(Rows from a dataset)
— begin —

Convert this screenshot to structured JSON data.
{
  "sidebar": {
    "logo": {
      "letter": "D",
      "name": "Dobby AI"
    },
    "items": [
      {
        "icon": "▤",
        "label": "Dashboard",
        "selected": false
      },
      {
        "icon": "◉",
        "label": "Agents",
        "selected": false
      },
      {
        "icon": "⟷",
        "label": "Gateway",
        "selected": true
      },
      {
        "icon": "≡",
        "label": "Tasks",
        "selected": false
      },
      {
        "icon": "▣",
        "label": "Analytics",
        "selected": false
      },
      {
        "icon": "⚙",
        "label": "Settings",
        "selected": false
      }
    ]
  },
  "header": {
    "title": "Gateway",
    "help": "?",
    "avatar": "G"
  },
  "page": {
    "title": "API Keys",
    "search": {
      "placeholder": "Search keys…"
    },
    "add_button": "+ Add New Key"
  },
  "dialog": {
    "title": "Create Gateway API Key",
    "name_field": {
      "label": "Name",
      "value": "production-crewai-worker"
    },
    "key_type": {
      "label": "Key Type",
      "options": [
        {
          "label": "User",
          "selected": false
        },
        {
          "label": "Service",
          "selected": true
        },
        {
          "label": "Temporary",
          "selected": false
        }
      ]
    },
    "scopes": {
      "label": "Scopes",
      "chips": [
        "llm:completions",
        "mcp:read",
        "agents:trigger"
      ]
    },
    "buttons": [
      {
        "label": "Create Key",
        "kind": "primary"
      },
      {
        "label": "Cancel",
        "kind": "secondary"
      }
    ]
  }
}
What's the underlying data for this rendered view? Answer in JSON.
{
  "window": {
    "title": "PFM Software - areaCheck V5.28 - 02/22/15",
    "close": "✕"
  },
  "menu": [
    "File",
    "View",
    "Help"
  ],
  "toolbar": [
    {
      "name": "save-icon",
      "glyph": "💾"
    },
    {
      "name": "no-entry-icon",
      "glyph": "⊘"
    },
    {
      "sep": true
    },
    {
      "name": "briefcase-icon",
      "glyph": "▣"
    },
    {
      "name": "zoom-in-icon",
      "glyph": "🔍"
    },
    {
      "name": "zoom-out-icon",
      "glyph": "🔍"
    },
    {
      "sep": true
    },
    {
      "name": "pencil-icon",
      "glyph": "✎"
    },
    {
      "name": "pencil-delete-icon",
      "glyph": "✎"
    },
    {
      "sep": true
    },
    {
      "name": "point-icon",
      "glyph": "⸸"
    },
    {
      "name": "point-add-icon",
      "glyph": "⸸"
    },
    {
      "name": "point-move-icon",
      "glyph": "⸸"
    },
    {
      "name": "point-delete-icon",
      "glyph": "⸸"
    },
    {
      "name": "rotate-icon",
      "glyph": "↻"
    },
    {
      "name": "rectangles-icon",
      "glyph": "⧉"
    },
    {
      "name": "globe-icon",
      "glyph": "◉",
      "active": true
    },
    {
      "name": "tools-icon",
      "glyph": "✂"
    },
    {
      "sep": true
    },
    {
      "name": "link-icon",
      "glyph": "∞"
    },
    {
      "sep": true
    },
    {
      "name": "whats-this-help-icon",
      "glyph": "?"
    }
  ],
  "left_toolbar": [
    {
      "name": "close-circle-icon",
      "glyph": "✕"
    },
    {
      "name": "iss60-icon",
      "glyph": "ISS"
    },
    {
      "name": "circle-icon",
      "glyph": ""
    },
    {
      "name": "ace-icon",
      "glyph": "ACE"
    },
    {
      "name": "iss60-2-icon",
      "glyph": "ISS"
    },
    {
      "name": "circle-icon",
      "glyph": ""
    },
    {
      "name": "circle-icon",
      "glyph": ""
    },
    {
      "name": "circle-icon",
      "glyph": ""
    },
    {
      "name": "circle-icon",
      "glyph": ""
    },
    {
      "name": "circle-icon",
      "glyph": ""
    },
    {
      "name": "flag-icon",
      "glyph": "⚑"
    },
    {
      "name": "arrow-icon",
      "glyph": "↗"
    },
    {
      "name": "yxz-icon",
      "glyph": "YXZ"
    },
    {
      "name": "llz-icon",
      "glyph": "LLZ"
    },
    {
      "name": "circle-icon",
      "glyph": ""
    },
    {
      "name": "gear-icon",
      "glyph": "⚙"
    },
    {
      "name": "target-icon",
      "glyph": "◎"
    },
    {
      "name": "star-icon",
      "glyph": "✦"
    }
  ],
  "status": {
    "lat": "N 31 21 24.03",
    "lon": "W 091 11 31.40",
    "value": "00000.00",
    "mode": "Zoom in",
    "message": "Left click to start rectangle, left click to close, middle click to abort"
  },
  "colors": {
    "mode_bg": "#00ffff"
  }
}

— end —

To do: Select every line above that contains the word "close", and copy it.

Output for this exercise:
    "close": "✕"
      "name": "close-circle-icon",
    "message": "Left click to start rectangle, left click to close, middle click to abort"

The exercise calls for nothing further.